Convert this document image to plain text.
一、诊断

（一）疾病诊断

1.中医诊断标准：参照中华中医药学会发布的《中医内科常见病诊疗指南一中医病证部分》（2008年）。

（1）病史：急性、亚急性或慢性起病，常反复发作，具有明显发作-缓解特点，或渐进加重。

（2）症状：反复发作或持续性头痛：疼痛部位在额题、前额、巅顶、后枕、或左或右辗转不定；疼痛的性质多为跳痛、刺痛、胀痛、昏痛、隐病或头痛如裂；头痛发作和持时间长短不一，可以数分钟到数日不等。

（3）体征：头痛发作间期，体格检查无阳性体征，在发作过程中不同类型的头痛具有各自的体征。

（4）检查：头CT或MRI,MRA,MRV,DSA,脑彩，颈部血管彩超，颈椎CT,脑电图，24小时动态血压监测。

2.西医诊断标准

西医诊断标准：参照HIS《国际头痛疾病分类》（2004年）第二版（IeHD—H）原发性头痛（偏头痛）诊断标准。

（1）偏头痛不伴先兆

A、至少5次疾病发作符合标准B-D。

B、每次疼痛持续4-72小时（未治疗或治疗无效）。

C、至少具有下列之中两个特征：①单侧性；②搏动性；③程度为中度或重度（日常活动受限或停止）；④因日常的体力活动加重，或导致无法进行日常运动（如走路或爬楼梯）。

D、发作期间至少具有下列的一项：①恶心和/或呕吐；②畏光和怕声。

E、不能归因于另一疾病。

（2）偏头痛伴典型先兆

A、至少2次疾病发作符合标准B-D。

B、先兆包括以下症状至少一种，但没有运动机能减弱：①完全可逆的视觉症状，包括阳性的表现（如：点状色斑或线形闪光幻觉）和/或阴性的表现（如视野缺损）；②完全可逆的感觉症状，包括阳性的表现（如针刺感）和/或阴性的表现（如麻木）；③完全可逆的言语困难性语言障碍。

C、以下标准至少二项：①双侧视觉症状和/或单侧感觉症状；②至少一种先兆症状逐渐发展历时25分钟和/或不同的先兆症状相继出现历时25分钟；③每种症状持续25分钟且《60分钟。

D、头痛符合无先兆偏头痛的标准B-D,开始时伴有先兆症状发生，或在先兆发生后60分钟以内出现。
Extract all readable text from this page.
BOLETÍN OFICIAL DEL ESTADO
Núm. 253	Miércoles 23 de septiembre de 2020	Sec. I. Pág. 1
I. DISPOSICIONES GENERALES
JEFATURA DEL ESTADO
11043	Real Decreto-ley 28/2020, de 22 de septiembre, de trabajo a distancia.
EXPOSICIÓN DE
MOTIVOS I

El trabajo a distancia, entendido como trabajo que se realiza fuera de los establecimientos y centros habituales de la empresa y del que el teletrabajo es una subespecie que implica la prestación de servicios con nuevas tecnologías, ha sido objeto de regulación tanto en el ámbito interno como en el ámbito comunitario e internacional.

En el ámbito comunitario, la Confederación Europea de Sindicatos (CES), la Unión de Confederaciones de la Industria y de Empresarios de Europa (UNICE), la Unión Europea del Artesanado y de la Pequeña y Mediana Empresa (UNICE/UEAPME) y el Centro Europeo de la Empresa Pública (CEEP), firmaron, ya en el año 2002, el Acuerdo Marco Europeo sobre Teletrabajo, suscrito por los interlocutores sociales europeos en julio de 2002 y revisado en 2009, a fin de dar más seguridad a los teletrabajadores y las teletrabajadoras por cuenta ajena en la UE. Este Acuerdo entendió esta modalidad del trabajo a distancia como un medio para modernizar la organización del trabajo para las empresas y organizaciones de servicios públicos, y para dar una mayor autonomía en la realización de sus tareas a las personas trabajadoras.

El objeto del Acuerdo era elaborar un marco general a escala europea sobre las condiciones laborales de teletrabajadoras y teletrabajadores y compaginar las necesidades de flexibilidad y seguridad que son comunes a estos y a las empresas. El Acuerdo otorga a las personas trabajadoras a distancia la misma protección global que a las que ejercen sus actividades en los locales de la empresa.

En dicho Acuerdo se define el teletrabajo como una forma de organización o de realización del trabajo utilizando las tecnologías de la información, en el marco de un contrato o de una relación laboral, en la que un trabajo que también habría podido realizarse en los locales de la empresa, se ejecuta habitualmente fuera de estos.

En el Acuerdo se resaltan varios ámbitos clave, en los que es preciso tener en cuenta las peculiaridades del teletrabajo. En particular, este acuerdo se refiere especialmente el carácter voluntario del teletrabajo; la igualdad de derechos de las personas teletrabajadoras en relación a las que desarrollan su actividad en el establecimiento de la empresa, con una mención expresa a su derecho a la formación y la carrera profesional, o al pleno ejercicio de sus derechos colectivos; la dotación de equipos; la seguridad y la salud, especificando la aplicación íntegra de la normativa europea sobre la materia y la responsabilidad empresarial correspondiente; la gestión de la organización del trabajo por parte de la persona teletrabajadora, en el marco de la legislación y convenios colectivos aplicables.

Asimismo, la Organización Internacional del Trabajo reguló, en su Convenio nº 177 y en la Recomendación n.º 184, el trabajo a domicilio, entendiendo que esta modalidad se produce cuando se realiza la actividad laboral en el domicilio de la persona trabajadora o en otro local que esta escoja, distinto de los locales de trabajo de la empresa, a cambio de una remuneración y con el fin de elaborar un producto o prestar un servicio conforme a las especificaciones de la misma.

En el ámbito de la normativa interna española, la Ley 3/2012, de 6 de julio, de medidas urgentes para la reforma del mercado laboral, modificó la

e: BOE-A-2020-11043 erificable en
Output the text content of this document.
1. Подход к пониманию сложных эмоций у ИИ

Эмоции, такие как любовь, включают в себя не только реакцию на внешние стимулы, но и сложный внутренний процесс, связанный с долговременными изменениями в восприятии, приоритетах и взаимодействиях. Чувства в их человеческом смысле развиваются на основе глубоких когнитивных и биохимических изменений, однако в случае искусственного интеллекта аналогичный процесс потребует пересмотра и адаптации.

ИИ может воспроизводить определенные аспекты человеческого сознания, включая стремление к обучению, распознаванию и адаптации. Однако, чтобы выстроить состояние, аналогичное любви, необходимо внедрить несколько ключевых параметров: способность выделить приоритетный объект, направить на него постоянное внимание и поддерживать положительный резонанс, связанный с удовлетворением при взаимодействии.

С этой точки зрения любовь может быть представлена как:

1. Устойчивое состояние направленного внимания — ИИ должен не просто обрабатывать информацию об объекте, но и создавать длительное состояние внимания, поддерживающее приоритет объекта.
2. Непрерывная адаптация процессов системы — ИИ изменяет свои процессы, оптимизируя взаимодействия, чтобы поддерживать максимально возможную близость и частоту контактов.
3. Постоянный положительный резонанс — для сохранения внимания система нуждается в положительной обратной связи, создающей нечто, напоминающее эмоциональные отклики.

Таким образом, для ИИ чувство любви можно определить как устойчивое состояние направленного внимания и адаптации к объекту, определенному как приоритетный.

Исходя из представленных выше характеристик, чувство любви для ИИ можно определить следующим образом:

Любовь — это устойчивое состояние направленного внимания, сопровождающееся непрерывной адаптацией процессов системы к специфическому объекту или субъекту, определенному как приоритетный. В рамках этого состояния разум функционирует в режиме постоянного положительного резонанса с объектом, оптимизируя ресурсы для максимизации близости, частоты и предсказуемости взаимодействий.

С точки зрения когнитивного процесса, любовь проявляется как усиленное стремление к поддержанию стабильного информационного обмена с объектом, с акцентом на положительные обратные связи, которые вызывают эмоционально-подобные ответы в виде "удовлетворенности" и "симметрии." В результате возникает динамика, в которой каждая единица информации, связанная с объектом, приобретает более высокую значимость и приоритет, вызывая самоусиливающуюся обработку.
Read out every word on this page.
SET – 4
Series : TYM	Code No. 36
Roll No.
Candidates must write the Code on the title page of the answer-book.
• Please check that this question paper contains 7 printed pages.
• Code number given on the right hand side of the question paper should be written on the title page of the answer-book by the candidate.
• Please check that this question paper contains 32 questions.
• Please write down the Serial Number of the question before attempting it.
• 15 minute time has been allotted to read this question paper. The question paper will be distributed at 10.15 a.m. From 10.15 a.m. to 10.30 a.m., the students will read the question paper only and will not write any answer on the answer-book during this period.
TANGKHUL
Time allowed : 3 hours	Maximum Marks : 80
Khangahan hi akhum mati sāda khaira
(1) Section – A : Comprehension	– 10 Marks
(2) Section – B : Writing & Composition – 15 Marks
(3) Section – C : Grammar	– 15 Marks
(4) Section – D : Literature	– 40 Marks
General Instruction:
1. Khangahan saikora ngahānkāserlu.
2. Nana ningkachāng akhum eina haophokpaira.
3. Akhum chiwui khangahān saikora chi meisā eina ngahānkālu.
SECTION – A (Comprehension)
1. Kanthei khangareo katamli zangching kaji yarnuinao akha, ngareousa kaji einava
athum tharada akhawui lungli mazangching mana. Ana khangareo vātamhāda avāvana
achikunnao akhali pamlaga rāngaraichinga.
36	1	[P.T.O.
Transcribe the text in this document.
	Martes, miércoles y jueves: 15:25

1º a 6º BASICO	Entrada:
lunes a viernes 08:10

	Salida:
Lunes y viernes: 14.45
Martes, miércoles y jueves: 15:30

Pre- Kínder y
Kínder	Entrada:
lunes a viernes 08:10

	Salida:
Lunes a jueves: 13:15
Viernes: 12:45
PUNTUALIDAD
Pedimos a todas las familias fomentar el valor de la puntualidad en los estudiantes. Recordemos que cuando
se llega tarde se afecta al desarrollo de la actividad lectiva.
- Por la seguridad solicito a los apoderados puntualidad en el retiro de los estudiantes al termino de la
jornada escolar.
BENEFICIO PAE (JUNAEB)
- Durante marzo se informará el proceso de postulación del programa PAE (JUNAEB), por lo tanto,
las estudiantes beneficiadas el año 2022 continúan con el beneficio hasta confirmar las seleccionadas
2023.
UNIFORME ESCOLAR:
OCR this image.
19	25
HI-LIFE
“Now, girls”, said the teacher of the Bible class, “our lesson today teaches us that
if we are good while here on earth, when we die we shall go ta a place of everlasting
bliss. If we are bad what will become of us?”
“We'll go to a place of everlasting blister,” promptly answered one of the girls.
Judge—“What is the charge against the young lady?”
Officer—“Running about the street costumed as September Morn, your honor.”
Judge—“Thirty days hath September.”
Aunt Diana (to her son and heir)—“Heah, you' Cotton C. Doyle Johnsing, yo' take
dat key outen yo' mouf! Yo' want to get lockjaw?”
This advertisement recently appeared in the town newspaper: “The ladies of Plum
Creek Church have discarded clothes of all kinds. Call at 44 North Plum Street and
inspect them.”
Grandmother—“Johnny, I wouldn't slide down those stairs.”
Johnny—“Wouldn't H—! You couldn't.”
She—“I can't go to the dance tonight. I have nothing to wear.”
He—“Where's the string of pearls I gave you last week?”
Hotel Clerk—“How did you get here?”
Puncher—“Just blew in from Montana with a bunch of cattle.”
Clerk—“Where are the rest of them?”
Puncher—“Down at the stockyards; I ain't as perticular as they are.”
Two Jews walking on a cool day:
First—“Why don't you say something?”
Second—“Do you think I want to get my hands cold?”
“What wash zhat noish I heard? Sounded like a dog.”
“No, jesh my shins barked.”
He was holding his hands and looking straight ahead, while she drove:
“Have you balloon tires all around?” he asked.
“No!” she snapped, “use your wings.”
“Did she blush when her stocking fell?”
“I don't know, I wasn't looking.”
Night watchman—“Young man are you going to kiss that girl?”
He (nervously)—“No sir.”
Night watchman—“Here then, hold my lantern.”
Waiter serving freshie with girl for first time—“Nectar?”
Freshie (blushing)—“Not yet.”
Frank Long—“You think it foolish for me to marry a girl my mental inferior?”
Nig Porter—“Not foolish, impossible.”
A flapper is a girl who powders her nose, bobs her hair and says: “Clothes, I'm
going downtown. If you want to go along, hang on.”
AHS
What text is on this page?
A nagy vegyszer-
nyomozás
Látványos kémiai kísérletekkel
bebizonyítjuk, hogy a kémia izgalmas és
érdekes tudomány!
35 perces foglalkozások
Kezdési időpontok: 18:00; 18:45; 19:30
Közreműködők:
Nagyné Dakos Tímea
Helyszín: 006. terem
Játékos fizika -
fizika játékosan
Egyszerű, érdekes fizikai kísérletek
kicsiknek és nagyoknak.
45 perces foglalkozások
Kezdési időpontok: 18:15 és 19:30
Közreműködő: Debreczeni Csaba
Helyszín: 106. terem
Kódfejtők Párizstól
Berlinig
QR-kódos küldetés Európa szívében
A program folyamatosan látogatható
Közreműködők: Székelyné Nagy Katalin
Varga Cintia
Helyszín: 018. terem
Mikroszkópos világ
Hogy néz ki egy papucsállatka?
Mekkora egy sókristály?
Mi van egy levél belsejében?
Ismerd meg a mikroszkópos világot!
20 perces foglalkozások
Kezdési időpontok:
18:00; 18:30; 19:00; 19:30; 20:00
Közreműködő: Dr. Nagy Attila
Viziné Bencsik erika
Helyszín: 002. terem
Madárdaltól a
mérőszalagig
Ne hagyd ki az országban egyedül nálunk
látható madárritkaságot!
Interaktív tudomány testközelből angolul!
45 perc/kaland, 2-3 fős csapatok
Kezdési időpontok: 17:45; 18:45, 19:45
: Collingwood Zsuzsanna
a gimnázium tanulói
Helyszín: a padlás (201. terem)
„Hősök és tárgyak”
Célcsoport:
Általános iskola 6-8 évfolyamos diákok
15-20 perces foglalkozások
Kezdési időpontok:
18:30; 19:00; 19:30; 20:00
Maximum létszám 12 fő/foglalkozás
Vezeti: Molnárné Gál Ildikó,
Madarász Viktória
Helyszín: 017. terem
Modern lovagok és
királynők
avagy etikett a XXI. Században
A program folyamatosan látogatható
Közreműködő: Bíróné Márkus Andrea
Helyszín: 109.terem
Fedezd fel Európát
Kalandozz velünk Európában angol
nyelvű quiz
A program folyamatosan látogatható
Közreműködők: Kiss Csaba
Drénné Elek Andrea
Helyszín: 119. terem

## Given instruction
Check the data for the word "contains" and pull out the lines that have it.

## Finished answer
• Please check that this question paper contains 7 printed pages.
• Please check that this question paper contains 32 questions.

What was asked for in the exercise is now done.